--- EXERCISE OBJECTIVE ---
Go through the material below and report how many lines contain "triangle". Give only the number.

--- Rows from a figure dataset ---
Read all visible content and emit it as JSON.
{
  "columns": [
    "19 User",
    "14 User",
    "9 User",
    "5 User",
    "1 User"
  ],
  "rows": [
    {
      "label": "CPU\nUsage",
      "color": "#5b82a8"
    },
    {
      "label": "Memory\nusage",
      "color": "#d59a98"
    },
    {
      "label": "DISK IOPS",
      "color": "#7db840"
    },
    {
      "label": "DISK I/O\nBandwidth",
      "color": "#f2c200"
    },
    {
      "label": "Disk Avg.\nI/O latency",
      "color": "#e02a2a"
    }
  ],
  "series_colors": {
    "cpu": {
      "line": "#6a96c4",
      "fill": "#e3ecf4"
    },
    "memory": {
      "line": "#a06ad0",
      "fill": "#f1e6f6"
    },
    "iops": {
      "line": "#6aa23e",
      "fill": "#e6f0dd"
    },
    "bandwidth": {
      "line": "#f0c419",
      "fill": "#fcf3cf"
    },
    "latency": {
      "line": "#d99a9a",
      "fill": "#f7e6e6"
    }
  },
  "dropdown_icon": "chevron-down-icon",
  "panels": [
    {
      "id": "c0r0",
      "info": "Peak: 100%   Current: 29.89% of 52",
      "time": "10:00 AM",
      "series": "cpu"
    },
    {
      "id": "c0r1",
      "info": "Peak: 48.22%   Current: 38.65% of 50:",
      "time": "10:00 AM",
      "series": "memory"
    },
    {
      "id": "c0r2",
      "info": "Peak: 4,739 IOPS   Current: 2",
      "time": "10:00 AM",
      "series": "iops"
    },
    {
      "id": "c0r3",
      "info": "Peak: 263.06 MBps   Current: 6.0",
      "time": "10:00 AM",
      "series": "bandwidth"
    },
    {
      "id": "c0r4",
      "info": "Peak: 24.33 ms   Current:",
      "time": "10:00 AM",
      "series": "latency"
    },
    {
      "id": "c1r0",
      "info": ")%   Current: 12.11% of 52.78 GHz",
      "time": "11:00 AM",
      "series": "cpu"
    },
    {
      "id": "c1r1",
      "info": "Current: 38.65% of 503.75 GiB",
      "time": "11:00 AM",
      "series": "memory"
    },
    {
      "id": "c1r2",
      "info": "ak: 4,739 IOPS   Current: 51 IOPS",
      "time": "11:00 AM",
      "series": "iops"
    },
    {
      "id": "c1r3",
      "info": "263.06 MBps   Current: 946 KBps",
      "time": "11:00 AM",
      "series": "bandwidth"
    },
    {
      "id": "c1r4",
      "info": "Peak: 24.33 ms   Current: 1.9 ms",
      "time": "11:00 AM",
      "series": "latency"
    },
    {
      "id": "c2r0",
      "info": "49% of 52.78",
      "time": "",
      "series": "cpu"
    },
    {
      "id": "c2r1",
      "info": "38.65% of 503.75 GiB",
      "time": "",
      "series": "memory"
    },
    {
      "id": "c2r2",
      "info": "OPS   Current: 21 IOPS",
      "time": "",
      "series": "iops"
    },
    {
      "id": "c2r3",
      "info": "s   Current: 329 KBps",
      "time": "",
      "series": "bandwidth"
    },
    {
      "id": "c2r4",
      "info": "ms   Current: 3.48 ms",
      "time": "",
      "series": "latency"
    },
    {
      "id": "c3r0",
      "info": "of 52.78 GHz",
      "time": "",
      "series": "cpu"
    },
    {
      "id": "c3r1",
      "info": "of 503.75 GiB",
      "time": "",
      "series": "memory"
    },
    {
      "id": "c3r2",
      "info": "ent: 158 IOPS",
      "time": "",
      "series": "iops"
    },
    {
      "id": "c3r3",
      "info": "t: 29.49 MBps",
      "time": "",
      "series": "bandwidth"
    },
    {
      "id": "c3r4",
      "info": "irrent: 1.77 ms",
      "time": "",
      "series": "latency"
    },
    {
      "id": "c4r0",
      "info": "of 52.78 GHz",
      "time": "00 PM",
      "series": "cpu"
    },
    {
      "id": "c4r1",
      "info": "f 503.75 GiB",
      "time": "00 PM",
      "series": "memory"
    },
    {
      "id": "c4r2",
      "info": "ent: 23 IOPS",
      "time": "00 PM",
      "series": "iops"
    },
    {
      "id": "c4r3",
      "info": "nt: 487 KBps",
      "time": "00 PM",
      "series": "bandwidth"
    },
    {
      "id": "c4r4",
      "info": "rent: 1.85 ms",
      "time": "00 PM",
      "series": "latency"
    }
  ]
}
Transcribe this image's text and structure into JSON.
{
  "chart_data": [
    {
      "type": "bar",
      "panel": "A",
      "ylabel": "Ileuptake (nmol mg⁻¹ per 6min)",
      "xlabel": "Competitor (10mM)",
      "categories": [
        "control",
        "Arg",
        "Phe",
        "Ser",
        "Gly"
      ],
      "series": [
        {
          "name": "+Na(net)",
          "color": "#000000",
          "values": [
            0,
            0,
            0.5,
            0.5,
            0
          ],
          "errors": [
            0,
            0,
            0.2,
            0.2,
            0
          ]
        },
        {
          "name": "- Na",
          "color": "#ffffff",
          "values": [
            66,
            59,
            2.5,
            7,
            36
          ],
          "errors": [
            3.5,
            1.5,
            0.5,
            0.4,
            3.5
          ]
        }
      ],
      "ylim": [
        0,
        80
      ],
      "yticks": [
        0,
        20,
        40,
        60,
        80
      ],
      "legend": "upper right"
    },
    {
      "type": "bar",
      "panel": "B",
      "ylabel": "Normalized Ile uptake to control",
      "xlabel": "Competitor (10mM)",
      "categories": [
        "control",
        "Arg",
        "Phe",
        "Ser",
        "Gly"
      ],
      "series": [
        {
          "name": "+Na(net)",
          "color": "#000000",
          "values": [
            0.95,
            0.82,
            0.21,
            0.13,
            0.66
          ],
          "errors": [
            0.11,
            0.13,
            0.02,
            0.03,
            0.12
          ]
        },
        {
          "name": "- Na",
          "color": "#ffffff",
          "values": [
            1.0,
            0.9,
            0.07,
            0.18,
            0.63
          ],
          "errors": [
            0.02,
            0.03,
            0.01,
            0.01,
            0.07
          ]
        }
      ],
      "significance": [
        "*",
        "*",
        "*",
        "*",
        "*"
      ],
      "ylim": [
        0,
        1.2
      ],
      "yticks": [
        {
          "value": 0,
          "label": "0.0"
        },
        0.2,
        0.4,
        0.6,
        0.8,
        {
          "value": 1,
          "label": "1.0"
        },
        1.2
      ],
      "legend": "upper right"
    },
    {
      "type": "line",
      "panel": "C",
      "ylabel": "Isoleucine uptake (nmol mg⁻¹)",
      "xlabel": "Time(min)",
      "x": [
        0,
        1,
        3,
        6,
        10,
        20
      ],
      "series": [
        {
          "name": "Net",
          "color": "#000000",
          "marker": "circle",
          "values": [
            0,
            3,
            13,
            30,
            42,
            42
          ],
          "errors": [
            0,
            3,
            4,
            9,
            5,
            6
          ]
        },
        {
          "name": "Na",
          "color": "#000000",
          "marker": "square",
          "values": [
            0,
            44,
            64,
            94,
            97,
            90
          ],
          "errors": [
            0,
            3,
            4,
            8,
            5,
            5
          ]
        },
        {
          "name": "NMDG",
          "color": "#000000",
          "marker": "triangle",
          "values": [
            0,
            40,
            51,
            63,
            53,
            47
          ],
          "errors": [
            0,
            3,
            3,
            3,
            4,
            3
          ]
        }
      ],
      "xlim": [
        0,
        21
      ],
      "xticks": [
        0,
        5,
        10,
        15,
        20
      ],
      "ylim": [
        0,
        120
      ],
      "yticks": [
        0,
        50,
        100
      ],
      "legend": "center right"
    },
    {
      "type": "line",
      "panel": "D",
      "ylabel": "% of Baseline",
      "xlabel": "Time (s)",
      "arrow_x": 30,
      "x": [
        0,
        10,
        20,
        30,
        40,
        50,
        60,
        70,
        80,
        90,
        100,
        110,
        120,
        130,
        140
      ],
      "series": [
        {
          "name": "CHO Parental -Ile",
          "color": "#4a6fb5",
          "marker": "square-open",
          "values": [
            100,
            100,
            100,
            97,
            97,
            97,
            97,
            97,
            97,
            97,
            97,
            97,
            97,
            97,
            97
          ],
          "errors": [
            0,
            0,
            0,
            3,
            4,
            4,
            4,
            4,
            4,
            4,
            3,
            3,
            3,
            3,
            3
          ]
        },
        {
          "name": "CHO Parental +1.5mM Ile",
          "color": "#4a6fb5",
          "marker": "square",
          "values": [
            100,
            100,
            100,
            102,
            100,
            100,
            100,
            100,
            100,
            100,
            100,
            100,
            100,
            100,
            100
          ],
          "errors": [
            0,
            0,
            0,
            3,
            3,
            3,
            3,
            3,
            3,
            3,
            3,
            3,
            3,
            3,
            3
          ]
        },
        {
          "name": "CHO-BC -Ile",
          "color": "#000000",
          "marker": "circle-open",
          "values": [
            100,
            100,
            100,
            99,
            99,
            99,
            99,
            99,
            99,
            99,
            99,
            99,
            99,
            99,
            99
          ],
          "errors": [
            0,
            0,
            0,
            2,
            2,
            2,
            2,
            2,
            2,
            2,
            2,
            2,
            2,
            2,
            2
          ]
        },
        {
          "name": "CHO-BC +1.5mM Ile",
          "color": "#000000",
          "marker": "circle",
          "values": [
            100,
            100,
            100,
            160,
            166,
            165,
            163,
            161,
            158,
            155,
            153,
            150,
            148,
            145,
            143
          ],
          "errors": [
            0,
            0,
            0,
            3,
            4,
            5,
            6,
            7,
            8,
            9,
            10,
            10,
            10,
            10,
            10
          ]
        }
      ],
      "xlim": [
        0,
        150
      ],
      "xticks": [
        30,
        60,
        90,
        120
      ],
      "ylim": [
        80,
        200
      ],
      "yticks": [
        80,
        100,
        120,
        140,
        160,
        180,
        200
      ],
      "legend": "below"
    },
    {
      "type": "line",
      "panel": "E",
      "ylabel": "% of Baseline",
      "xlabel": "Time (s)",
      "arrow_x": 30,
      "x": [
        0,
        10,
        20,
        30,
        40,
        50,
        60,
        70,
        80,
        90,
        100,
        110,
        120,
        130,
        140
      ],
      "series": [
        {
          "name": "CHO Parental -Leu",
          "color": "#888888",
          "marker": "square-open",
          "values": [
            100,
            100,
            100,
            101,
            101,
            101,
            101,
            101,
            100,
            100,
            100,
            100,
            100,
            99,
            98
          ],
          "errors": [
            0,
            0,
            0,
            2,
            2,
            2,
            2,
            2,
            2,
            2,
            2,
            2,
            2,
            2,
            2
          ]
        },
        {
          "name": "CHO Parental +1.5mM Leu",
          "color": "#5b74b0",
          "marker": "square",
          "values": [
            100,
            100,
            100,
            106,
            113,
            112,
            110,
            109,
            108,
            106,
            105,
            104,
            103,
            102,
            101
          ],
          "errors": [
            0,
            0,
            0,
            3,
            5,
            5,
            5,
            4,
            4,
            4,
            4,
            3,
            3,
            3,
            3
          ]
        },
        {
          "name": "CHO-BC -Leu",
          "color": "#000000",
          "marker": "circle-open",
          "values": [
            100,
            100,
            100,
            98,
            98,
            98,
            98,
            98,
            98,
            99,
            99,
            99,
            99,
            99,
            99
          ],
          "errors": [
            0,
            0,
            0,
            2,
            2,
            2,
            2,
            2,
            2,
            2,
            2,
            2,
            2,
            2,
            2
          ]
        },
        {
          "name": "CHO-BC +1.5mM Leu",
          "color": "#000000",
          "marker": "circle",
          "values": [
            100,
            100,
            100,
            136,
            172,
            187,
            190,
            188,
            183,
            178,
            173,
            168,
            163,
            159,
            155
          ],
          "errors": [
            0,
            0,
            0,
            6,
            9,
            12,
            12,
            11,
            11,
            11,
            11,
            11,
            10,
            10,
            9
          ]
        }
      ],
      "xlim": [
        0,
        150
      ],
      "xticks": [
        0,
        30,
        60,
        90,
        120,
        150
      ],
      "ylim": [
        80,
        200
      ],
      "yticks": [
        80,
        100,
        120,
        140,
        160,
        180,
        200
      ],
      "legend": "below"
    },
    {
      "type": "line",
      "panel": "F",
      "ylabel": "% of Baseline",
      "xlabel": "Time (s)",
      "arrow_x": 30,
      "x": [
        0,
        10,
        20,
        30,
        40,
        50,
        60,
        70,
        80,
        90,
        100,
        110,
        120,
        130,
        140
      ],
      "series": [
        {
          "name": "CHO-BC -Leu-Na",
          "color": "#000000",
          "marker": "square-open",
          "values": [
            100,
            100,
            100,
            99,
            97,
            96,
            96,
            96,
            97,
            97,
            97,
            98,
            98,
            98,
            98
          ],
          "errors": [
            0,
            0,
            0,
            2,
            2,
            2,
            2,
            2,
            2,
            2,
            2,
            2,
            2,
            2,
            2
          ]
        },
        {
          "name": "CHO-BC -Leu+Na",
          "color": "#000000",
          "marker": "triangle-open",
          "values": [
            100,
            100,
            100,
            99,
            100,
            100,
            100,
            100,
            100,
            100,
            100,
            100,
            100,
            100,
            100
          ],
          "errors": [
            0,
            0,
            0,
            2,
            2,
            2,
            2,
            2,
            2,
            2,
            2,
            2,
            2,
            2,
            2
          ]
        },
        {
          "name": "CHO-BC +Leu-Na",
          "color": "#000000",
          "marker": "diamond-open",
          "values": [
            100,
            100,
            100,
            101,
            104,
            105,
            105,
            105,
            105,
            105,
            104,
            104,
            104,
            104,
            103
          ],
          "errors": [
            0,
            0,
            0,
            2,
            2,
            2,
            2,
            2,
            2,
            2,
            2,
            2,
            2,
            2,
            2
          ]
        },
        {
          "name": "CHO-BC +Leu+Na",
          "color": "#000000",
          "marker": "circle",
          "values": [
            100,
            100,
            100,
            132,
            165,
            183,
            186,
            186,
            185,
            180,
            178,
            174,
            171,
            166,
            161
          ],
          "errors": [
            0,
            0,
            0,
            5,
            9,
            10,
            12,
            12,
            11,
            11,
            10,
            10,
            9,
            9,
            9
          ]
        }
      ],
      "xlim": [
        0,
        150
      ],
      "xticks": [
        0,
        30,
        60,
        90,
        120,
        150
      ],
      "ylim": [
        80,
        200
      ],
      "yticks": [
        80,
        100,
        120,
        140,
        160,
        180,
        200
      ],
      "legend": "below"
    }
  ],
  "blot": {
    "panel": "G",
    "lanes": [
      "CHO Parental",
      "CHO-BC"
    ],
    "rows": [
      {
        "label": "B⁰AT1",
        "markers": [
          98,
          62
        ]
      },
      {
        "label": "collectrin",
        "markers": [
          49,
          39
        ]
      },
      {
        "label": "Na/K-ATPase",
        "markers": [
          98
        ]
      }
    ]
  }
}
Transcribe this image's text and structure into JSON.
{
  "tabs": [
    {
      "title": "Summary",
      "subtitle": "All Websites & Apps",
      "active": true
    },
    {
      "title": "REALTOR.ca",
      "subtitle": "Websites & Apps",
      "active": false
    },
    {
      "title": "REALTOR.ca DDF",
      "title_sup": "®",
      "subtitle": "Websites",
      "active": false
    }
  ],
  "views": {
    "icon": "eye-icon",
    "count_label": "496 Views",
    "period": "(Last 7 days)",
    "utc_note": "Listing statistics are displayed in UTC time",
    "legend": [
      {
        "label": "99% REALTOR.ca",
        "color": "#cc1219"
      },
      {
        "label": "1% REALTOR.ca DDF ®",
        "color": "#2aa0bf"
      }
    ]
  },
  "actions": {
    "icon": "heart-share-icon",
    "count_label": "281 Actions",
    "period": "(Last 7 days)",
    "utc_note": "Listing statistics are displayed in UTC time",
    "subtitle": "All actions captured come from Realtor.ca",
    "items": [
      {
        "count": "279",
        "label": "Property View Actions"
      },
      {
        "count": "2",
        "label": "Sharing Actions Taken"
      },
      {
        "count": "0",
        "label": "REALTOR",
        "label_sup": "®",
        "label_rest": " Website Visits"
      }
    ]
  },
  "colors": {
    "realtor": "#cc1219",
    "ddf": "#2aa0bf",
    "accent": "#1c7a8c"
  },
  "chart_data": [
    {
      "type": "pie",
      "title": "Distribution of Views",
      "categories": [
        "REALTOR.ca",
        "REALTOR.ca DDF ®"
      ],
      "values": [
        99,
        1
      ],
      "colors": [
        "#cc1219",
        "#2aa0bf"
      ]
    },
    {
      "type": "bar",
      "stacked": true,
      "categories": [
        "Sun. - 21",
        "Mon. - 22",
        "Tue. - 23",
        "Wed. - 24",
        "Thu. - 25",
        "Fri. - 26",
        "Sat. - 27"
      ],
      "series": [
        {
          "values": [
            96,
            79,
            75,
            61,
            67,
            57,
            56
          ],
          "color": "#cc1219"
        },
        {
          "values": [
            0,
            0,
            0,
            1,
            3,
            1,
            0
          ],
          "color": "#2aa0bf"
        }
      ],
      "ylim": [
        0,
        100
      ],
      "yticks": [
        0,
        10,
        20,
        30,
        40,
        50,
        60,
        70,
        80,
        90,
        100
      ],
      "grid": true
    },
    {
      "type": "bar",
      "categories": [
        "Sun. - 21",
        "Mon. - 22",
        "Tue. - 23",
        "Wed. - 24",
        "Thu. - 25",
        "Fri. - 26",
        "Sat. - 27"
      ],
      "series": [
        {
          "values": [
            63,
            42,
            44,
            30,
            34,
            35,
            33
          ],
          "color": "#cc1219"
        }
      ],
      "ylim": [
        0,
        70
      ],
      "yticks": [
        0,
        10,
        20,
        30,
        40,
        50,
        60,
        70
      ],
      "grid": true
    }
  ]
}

--- COMPLETE RESPONSE ---
2